== What the exercise asks ==
Nothing should be left out: output all of the entries exactly.

== Record list ==

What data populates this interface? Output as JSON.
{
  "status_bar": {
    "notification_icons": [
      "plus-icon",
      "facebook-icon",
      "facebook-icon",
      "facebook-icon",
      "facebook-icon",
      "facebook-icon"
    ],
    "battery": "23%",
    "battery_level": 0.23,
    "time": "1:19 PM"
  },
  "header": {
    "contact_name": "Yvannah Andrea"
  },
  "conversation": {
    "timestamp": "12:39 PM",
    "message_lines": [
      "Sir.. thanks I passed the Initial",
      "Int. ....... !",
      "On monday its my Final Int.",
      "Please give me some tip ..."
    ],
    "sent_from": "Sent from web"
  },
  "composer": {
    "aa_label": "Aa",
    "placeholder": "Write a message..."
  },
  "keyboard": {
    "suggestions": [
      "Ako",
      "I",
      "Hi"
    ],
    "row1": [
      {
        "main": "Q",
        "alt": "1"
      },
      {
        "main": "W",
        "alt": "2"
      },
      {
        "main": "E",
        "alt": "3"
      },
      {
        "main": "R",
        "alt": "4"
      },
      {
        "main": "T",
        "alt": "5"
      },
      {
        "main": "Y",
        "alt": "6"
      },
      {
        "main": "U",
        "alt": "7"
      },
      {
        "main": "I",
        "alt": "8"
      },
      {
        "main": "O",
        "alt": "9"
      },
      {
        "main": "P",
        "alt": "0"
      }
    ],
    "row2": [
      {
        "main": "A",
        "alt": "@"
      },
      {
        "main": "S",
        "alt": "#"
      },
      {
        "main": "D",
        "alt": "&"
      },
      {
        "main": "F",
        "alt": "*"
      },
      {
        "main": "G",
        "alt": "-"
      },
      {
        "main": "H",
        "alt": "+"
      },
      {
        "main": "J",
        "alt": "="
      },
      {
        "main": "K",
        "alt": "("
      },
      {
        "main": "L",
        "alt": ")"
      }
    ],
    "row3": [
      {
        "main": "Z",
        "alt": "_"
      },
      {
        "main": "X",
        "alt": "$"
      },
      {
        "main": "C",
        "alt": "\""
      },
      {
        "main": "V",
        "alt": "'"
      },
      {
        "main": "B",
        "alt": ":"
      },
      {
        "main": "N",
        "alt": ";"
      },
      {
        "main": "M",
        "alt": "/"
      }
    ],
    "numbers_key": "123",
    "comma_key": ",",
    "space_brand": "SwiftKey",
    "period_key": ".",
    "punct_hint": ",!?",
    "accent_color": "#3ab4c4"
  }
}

== Output of the exercise ==
What data populates this interface? Output as JSON.
{
  "status_bar": {
    "notification_icons": [
      "plus-icon",
      "facebook-icon",
      "facebook-icon",
      "facebook-icon",
      "facebook-icon",
      "facebook-icon"
    ],
    "battery": "23%",
    "battery_level": 0.23,
    "time": "1:19 PM"
  },
  "header": {
    "contact_name": "Yvannah Andrea"
  },
  "conversation": {
    "timestamp": "12:39 PM",
    "message_lines": [
      "Sir.. thanks I passed the Initial",
      "Int. ....... !",
      "On monday its my Final Int.",
      "Please give me some tip ..."
    ],
    "sent_from": "Sent from web"
  },
  "composer": {
    "aa_label": "Aa",
    "placeholder": "Write a message..."
  },
  "keyboard": {
    "suggestions": [
      "Ako",
      "I",
      "Hi"
    ],
    "row1": [
      {
        "main": "Q",
        "alt": "1"
      },
      {
        "main": "W",
        "alt": "2"
      },
      {
        "main": "E",
        "alt": "3"
      },
      {
        "main": "R",
        "alt": "4"
      },
      {
        "main": "T",
        "alt": "5"
      },
      {
        "main": "Y",
        "alt": "6"
      },
      {
        "main": "U",
        "alt": "7"
      },
      {
        "main": "I",
        "alt": "8"
      },
      {
        "main": "O",
        "alt": "9"
      },
      {
        "main": "P",
        "alt": "0"
      }
    ],
    "row2": [
      {
        "main": "A",
        "alt": "@"
      },
      {
        "main": "S",
        "alt": "#"
      },
      {
        "main": "D",
        "alt": "&"
      },
      {
        "main": "F",
        "alt": "*"
      },
      {
        "main": "G",
        "alt": "-"
      },
      {
        "main": "H",
        "alt": "+"
      },
      {
        "main": "J",
        "alt": "="
      },
      {
        "main": "K",
        "alt": "("
      },
      {
        "main": "L",
        "alt": ")"
      }
    ],
    "row3": [
      {
        "main": "Z",
        "alt": "_"
      },
      {
        "main": "X",
        "alt": "$"
      },
      {
        "main": "C",
        "alt": "\""
      },
      {
        "main": "V",
        "alt": "'"
      },
      {
        "main": "B",
        "alt": ":"
      },
      {
        "main": "N",
        "alt": ";"
      },
      {
        "main": "M",
        "alt": "/"
      }
    ],
    "numbers_key": "123",
    "comma_key": ",",
    "space_brand": "SwiftKey",
    "period_key": ".",
    "punct_hint": ",!?",
    "accent_color": "#3ab4c4"
  }
}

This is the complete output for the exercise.